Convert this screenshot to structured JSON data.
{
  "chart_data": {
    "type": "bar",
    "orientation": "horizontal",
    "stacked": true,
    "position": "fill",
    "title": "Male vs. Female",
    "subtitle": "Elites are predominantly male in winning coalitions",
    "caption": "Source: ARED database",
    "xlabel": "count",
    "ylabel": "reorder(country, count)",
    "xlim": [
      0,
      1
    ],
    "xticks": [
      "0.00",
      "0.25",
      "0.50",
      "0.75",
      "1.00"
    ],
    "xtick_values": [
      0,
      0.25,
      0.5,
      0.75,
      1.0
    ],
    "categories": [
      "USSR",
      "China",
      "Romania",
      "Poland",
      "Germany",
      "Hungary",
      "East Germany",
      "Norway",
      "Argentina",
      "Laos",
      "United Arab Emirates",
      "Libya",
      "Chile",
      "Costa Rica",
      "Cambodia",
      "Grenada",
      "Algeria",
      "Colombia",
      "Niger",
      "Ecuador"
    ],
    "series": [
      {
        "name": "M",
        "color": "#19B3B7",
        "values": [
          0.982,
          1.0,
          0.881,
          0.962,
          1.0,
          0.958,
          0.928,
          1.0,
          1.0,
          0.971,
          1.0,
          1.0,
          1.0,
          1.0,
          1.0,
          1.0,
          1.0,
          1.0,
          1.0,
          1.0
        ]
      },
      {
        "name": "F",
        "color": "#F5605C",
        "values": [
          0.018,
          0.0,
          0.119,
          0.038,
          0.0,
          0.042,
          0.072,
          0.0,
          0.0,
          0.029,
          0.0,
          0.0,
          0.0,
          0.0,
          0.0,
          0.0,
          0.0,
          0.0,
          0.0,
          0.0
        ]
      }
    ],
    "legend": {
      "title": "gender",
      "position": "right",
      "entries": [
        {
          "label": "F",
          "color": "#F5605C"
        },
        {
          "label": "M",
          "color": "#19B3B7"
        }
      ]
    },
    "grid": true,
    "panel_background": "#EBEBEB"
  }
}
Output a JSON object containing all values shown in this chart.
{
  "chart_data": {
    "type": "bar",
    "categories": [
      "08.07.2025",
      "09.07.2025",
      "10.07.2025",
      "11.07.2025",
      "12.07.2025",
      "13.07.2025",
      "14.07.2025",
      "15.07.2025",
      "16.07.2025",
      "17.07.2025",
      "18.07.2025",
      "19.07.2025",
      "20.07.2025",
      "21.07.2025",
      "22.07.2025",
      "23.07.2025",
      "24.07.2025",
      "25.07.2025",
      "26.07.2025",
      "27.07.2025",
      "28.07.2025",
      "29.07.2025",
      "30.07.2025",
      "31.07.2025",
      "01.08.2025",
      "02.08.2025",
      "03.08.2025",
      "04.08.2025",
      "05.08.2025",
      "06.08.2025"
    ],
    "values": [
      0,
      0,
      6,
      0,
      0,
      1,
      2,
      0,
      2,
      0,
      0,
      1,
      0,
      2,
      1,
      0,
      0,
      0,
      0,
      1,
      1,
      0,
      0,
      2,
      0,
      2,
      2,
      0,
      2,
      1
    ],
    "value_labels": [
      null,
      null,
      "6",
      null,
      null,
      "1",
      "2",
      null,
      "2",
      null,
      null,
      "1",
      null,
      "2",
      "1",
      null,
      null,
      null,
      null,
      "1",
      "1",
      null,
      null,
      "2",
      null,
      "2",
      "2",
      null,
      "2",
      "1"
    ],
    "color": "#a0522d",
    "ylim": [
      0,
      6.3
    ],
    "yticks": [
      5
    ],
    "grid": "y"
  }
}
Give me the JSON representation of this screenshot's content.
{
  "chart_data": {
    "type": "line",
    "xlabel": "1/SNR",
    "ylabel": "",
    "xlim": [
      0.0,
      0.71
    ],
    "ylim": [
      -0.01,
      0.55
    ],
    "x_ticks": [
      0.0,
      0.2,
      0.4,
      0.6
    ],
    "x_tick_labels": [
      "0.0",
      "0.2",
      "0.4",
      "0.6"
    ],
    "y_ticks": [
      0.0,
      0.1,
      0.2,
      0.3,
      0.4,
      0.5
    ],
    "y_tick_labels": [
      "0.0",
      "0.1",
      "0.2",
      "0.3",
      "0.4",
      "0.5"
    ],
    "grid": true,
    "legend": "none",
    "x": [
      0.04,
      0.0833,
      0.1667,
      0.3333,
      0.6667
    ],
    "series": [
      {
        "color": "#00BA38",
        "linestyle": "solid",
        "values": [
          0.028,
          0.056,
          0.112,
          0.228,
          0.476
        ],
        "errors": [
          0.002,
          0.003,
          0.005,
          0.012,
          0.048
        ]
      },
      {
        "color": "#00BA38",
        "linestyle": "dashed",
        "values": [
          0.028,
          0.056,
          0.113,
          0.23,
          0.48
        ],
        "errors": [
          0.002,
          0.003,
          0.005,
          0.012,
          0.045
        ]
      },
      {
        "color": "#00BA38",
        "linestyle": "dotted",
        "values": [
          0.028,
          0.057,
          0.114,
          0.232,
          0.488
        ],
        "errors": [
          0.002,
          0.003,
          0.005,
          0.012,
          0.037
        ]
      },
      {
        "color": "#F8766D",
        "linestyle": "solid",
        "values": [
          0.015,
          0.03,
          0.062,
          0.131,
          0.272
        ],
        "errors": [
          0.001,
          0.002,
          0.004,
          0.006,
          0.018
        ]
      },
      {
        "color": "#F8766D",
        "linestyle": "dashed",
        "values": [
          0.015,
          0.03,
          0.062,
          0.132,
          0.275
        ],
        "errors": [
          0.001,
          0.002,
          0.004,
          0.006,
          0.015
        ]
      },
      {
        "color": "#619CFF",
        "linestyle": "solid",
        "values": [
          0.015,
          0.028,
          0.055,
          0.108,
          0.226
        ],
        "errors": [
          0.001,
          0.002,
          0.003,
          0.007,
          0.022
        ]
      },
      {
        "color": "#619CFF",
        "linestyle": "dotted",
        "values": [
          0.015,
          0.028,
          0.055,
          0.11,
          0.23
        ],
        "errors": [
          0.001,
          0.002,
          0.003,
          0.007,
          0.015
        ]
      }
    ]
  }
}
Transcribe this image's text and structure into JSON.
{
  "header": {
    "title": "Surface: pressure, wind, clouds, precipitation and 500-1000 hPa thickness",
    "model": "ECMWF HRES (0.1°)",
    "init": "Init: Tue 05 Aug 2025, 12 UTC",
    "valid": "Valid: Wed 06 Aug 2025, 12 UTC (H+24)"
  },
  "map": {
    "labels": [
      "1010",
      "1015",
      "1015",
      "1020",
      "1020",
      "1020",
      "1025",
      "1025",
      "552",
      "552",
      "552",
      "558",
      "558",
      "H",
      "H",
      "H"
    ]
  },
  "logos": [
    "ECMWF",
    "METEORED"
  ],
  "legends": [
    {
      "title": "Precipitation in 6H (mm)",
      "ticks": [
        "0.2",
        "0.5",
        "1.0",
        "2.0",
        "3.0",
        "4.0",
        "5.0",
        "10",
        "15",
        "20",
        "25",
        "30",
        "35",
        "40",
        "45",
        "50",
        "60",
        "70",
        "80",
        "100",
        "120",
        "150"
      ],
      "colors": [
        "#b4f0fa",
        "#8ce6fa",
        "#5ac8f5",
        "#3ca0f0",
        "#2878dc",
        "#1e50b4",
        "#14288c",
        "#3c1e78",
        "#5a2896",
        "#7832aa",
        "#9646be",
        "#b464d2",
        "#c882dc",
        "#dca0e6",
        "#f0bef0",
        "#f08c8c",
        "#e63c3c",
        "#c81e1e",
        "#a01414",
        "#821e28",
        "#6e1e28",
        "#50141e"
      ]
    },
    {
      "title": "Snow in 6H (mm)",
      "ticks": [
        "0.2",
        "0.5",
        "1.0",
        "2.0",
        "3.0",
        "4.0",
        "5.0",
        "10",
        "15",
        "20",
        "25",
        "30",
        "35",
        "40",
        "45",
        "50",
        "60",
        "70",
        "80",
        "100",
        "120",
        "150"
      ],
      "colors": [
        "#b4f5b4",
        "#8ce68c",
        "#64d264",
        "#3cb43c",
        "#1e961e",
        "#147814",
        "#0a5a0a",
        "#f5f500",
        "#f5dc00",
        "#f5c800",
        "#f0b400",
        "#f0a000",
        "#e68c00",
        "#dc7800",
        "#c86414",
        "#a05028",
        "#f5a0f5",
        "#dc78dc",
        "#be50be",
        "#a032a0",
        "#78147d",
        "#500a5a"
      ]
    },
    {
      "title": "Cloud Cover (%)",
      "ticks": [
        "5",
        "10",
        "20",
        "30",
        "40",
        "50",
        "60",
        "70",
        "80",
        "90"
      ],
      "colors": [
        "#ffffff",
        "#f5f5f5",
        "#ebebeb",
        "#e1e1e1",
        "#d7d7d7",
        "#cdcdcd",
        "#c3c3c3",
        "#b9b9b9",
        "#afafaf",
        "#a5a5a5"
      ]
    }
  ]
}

WHAT IS ASKED:
Scan the records for the string "JSON". Copy each line in which it appears.

RESULT OF THIS TASK:
Convert this screenshot to structured JSON data.
Output a JSON object containing all values shown in this chart.
Give me the JSON representation of this screenshot's content.
Transcribe this image's text and structure into JSON.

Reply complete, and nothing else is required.